> [WORK TO DO] Which lines hold the word "свою"? Copy each of them from the material.

[Begin INFORMATION SHOWN]

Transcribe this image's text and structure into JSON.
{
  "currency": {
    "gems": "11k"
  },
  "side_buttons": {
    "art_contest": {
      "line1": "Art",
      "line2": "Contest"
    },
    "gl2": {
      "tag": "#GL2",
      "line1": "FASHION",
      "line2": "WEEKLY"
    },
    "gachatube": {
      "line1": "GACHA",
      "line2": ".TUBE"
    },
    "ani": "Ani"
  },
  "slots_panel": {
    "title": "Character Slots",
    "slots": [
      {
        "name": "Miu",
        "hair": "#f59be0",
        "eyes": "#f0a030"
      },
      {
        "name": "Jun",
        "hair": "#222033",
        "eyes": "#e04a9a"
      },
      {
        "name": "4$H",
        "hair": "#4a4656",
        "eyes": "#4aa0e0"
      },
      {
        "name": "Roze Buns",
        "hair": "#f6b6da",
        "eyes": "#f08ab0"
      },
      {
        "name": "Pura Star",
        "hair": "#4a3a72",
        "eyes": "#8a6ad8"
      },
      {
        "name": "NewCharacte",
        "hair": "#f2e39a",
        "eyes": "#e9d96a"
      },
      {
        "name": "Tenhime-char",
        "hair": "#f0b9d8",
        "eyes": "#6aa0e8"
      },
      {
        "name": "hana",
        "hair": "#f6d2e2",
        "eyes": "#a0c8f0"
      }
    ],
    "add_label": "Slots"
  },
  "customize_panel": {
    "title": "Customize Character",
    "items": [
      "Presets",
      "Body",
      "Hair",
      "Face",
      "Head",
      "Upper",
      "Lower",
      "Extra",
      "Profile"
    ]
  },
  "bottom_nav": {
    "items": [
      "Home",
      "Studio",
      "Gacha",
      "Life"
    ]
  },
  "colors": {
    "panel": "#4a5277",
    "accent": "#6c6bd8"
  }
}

[End INFORMATION SHOWN]
[Begin INFORMATION SHOWN]

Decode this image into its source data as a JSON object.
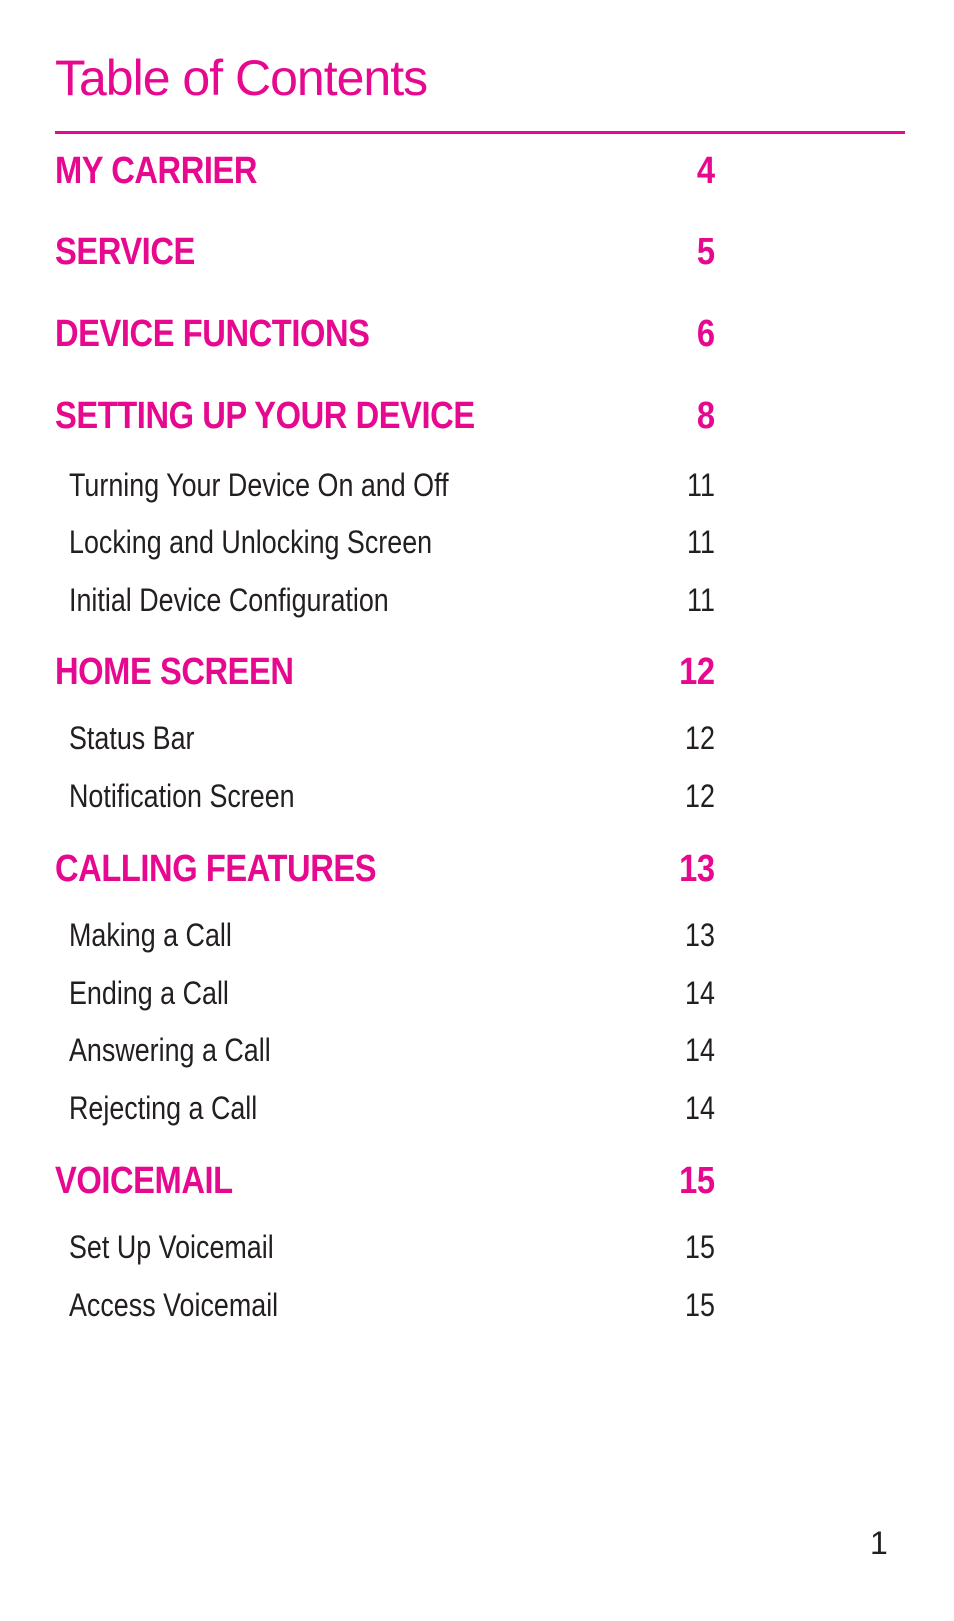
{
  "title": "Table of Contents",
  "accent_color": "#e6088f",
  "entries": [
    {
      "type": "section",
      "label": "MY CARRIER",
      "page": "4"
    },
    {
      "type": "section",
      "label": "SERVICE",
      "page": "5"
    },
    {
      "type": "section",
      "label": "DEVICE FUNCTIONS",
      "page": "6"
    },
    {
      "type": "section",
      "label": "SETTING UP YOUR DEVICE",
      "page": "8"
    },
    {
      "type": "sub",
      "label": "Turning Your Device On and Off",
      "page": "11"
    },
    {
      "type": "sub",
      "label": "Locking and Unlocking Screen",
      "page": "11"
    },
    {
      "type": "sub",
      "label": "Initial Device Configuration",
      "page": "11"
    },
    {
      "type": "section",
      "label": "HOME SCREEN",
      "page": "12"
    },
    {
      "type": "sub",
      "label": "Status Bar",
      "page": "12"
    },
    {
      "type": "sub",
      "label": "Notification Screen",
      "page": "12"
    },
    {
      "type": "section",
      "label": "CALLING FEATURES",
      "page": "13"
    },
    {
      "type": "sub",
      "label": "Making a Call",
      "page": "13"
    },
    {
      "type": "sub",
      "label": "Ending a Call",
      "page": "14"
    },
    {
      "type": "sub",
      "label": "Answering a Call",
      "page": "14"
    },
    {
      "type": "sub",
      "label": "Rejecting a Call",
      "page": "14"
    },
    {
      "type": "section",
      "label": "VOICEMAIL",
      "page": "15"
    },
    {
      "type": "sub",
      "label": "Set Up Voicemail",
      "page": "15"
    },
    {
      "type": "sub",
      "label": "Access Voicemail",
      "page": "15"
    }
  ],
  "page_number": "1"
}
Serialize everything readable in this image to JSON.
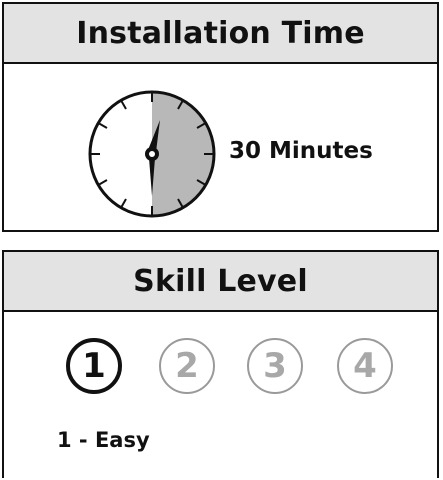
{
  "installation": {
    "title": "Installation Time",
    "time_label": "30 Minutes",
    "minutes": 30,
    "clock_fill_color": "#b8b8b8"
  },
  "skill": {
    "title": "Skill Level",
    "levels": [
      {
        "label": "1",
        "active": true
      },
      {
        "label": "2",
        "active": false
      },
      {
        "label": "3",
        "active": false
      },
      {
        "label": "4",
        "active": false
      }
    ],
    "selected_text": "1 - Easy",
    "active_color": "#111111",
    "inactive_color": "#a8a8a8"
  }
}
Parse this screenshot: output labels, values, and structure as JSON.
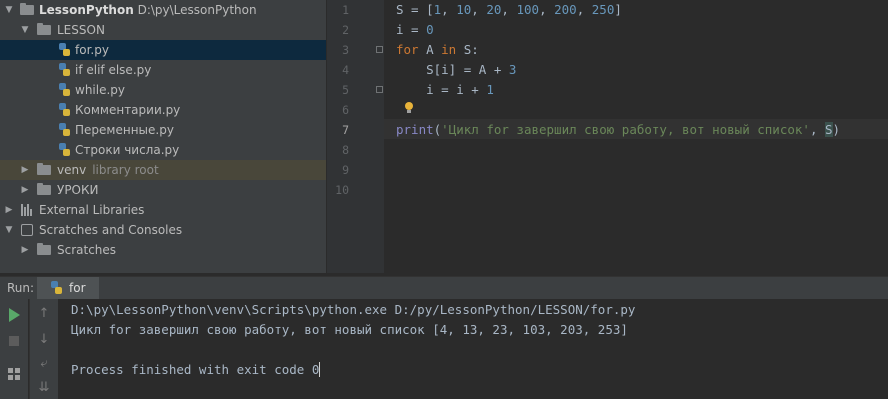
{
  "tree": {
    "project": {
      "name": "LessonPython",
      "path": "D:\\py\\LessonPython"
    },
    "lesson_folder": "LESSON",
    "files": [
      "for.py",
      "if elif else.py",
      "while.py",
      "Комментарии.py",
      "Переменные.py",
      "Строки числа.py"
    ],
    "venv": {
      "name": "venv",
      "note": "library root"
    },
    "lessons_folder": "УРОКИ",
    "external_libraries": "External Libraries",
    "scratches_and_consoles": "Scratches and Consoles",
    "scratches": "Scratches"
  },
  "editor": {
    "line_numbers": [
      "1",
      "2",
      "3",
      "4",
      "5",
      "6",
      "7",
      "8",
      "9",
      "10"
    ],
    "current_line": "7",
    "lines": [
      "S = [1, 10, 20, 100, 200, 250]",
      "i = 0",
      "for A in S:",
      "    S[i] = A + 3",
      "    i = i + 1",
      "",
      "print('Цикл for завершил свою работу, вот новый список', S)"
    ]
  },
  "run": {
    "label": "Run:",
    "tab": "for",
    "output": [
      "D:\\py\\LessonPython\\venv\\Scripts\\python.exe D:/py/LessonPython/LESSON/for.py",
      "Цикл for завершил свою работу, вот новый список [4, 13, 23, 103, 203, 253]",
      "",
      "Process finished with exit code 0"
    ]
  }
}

[End INFORMATION SHOWN]
[Begin INFORMATION SHOWN]

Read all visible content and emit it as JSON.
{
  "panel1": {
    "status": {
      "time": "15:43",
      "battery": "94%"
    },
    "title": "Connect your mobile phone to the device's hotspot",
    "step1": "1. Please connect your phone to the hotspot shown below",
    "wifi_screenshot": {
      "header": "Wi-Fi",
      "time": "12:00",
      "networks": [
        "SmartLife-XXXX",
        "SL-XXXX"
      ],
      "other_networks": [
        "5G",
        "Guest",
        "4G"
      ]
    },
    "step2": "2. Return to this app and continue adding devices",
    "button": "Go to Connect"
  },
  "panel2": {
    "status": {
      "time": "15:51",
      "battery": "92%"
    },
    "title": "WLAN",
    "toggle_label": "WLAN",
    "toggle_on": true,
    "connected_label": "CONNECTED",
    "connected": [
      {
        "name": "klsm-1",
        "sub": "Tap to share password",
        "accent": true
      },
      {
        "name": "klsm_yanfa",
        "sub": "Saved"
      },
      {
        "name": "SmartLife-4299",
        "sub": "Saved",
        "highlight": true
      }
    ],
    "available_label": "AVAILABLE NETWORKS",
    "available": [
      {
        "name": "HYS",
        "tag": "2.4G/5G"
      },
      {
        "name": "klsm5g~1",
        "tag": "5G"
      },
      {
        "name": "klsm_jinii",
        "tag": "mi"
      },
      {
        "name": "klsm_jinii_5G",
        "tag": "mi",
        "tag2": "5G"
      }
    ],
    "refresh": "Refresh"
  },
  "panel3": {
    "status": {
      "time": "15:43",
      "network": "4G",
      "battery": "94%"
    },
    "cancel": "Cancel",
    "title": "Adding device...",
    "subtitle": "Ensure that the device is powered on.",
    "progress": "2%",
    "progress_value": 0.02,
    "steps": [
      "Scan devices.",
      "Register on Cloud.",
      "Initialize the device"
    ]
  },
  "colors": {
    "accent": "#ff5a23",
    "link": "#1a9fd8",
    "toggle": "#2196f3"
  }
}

[End INFORMATION SHOWN]

> [ANSWER TO THE PROBLEM]
      "print('Цикл for завершил свою работу, вот новый список', S)"
      "Цикл for завершил свою работу, вот новый список [4, 13, 23, 103, 203, 253]",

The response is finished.